Data entries for graphics:
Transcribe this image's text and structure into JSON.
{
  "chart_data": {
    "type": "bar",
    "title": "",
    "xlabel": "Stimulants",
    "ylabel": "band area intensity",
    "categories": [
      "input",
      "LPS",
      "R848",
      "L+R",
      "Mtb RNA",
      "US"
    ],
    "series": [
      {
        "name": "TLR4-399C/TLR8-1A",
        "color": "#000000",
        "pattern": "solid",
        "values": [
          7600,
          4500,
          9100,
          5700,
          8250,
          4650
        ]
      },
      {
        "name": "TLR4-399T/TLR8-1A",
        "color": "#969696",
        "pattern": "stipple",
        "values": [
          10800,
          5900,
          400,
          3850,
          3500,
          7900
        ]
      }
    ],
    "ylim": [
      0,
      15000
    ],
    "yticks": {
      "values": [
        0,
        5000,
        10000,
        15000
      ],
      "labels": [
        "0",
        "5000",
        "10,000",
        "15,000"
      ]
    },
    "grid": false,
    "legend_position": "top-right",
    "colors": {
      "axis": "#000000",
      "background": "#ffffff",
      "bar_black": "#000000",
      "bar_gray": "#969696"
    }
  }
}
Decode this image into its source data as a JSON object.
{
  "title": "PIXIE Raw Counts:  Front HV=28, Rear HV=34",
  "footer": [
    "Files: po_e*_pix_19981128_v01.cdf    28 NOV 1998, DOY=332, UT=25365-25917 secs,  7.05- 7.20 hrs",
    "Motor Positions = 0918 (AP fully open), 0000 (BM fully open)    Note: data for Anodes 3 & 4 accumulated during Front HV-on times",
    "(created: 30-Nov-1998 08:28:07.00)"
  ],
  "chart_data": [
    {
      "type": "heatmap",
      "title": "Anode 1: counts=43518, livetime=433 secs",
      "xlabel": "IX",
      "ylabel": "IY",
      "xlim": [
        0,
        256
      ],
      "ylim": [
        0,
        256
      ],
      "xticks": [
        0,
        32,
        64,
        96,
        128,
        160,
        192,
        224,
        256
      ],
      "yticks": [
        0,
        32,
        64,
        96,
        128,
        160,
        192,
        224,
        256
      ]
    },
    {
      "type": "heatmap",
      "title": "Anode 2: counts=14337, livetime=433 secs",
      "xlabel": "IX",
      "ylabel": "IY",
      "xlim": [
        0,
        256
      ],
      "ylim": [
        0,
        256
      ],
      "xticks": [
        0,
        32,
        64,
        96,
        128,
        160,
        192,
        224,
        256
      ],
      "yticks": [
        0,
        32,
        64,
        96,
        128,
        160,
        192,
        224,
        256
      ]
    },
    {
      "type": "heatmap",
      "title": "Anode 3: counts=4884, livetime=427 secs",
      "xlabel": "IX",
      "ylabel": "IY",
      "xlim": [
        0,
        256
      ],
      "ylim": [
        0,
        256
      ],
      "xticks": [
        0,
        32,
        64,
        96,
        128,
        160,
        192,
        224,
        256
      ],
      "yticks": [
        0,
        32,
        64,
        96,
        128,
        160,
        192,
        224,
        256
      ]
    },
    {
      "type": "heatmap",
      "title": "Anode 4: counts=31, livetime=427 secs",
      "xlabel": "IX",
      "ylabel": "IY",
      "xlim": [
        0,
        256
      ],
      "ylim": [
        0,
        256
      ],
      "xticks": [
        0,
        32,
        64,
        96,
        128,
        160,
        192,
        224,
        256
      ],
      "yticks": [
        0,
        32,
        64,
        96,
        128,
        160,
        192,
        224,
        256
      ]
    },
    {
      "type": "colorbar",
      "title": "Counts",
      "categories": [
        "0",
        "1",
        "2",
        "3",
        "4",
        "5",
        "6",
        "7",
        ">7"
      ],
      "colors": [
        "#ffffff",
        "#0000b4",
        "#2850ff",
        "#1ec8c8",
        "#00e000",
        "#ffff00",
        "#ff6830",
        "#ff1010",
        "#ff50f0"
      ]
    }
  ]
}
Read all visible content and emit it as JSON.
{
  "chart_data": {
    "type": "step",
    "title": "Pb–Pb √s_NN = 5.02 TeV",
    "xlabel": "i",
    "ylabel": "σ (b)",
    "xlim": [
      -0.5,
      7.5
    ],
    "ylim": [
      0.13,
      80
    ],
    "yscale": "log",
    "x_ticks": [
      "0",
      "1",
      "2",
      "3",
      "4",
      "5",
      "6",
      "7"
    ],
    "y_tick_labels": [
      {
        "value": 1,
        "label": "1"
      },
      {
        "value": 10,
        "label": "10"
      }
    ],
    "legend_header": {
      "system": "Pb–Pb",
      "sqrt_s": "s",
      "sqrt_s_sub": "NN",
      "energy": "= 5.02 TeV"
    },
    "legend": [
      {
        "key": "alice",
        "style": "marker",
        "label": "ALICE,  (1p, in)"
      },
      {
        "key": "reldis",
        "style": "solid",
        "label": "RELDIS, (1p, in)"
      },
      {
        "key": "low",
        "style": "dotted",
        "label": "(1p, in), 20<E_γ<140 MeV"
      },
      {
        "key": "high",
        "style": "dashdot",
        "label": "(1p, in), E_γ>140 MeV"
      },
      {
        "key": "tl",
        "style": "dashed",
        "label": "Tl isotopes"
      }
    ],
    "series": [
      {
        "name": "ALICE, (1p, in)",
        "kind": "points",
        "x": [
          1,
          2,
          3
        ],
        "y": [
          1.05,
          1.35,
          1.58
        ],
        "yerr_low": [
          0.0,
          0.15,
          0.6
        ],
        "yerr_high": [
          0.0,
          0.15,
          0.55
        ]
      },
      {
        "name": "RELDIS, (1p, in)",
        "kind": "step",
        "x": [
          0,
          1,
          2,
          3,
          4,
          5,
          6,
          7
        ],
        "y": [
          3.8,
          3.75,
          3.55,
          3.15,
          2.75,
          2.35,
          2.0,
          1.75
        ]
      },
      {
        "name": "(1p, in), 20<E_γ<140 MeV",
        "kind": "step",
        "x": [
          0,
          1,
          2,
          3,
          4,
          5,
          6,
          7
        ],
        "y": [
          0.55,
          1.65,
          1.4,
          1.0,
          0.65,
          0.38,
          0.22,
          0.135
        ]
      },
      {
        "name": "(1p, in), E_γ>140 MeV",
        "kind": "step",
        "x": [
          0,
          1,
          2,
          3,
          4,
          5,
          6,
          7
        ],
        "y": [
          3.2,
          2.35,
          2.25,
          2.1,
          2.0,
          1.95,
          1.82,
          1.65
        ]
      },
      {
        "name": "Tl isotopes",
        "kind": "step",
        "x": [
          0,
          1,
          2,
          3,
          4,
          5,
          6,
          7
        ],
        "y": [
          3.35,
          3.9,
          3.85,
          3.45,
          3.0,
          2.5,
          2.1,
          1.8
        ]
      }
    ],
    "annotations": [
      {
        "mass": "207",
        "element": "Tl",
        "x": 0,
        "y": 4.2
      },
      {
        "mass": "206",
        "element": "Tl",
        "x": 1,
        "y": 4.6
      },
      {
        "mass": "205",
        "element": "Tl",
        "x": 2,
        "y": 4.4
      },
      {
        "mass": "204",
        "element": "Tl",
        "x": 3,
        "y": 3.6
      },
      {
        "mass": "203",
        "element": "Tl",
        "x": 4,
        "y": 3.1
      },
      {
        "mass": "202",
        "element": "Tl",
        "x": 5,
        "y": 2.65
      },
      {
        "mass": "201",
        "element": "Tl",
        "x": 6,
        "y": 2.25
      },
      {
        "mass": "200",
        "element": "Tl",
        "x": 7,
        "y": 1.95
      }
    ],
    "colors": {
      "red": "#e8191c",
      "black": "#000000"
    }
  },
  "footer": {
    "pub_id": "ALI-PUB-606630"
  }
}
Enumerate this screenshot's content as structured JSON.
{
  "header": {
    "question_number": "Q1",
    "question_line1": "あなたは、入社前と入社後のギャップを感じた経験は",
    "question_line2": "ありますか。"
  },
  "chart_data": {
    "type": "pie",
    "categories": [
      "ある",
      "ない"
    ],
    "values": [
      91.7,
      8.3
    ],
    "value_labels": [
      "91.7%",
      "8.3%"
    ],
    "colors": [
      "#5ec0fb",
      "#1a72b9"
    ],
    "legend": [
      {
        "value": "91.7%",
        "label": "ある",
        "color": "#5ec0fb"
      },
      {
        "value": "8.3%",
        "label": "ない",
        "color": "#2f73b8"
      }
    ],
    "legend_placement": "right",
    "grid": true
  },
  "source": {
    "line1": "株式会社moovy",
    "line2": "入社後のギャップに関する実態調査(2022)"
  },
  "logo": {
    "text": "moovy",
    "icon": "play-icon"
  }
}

• _Goal_
Beginning with the line that contains "Enumerate this screenshot's", quote each line exactly through the last line of the entries above, and nothing beyond them.

• _Output of the exercise_
Enumerate this screenshot's content as structured JSON.
{
  "header": {
    "question_number": "Q1",
    "question_line1": "あなたは、入社前と入社後のギャップを感じた経験は",
    "question_line2": "ありますか。"
  },
  "chart_data": {
    "type": "pie",
    "categories": [
      "ある",
      "ない"
    ],
    "values": [
      91.7,
      8.3
    ],
    "value_labels": [
      "91.7%",
      "8.3%"
    ],
    "colors": [
      "#5ec0fb",
      "#1a72b9"
    ],
    "legend": [
      {
        "value": "91.7%",
        "label": "ある",
        "color": "#5ec0fb"
      },
      {
        "value": "8.3%",
        "label": "ない",
        "color": "#2f73b8"
      }
    ],
    "legend_placement": "right",
    "grid": true
  },
  "source": {
    "line1": "株式会社moovy",
    "line2": "入社後のギャップに関する実態調査(2022)"
  },
  "logo": {
    "text": "moovy",
    "icon": "play-icon"
  }
}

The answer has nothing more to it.